**SET EXERCISE:** Go through the records and copy each line where the word "transportation" occurs.

**** DATASET CONTENT

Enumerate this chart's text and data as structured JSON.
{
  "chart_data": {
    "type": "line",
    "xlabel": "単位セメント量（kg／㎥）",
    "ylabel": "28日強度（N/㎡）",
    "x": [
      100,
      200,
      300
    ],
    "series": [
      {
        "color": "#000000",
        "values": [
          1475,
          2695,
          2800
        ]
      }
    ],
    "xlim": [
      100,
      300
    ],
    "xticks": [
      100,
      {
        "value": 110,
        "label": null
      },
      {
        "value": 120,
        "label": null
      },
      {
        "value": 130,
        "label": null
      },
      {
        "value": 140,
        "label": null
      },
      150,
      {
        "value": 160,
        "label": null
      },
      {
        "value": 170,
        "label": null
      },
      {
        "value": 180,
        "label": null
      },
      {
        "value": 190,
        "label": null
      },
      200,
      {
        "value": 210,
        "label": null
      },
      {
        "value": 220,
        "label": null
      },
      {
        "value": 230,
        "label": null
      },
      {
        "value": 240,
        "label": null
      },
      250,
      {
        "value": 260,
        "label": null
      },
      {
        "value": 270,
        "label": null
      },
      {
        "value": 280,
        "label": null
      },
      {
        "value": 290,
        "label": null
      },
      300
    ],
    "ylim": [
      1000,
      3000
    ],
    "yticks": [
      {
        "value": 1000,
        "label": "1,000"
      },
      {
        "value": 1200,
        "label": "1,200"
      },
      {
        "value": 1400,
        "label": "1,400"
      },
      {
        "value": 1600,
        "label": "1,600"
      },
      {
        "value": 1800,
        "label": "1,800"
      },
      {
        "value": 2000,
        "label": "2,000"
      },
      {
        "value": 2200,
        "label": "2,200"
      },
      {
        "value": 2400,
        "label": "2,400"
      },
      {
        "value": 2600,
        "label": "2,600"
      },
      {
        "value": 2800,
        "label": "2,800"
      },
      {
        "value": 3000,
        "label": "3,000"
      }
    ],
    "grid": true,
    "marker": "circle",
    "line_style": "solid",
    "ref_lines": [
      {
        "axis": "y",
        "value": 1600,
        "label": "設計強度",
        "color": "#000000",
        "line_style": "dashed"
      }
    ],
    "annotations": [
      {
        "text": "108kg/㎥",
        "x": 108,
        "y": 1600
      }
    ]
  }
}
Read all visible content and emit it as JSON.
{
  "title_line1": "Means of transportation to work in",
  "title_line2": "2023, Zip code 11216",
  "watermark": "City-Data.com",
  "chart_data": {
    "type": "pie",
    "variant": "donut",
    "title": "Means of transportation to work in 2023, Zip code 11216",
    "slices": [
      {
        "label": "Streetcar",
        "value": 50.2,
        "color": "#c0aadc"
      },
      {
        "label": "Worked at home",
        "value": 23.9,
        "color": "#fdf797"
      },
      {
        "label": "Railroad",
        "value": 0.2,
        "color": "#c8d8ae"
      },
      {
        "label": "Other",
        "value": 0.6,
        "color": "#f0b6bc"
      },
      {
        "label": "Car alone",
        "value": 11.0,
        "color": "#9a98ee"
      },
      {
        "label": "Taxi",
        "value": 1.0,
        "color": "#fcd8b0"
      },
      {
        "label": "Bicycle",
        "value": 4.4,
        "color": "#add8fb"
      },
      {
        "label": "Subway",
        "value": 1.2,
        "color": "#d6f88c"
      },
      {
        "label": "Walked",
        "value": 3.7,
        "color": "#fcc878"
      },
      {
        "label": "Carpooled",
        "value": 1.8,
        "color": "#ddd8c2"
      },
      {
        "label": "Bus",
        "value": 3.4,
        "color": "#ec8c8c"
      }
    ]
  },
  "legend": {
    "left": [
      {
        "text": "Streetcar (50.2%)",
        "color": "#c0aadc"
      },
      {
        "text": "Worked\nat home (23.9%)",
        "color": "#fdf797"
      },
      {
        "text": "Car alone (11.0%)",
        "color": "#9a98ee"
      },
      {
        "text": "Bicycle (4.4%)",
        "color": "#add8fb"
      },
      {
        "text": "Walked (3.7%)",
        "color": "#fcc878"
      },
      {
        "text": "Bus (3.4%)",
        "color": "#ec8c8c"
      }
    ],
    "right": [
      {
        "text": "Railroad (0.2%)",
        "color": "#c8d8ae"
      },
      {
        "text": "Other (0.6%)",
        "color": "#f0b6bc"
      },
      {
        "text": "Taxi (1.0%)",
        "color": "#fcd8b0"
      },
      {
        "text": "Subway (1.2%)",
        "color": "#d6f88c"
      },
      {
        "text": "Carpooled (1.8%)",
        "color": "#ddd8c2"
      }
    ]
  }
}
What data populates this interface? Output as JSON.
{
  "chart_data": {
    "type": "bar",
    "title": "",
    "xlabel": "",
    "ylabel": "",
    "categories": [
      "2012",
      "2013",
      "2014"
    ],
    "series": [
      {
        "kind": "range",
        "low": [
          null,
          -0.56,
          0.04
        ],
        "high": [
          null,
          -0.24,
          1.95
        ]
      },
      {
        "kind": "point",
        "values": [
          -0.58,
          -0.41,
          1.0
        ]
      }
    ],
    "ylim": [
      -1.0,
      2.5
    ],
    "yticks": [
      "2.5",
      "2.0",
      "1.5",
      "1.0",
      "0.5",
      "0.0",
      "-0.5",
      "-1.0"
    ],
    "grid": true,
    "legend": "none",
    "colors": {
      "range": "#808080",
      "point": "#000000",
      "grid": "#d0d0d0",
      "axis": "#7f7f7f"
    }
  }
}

********
**** DATASET CONTENT

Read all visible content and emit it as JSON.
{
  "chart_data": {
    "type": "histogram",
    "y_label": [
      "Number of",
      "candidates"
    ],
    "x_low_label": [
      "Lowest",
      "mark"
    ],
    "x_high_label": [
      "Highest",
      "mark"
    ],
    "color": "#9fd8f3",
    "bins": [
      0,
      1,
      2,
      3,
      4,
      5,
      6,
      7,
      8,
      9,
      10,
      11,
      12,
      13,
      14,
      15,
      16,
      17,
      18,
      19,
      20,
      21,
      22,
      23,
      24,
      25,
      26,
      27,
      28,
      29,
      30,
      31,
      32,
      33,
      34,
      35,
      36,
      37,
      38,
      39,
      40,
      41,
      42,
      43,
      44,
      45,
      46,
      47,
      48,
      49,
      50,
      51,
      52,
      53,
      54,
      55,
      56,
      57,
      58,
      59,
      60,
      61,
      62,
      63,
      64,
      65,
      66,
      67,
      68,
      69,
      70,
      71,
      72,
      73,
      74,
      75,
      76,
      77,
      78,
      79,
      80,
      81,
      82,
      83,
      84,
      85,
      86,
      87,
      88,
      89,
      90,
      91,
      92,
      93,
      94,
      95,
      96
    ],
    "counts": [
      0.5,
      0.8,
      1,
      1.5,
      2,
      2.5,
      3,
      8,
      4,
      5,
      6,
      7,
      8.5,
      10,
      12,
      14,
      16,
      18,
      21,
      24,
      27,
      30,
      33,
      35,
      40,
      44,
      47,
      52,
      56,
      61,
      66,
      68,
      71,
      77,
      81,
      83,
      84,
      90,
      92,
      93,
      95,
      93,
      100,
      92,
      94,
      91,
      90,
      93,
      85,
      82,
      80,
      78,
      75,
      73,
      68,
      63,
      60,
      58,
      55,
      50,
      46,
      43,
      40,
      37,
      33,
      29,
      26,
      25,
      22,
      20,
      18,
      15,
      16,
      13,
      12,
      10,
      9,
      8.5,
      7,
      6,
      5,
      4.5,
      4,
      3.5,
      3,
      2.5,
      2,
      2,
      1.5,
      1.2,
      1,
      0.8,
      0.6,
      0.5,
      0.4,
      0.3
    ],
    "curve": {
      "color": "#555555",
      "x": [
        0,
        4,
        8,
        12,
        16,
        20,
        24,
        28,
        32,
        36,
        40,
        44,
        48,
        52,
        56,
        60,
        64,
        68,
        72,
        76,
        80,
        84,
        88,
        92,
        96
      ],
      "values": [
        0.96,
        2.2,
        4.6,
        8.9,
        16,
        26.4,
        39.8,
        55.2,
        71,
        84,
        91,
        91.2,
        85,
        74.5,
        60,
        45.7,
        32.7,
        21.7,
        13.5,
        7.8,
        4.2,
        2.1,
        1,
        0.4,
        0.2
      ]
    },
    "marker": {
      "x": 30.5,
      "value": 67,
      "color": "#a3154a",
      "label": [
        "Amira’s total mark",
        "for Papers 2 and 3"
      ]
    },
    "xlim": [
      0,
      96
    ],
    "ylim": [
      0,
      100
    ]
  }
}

********

**EXERCISE SOLUTION:**
  "title_line1": "Means of transportation to work in",
    "title": "Means of transportation to work in 2023, Zip code 11216",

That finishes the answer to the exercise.